● Goal of the exercise: Reproduce the entries below in full, word for word.
- - -
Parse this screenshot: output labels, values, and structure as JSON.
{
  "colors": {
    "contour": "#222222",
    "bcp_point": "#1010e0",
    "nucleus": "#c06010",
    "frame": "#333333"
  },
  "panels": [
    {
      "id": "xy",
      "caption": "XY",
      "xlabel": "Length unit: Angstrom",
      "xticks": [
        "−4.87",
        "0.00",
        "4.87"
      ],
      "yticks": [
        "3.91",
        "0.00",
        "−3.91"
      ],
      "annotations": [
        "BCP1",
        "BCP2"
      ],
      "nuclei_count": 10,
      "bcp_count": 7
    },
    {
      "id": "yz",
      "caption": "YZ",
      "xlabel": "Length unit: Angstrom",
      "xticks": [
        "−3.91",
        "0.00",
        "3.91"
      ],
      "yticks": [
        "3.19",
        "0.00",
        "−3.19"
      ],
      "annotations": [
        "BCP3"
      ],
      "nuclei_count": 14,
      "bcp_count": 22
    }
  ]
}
- - -
● Task result:
Parse this screenshot: output labels, values, and structure as JSON.
{
  "colors": {
    "contour": "#222222",
    "bcp_point": "#1010e0",
    "nucleus": "#c06010",
    "frame": "#333333"
  },
  "panels": [
    {
      "id": "xy",
      "caption": "XY",
      "xlabel": "Length unit: Angstrom",
      "xticks": [
        "−4.87",
        "0.00",
        "4.87"
      ],
      "yticks": [
        "3.91",
        "0.00",
        "−3.91"
      ],
      "annotations": [
        "BCP1",
        "BCP2"
      ],
      "nuclei_count": 10,
      "bcp_count": 7
    },
    {
      "id": "yz",
      "caption": "YZ",
      "xlabel": "Length unit: Angstrom",
      "xticks": [
        "−3.91",
        "0.00",
        "3.91"
      ],
      "yticks": [
        "3.19",
        "0.00",
        "−3.19"
      ],
      "annotations": [
        "BCP3"
      ],
      "nuclei_count": 14,
      "bcp_count": 22
    }
  ]
}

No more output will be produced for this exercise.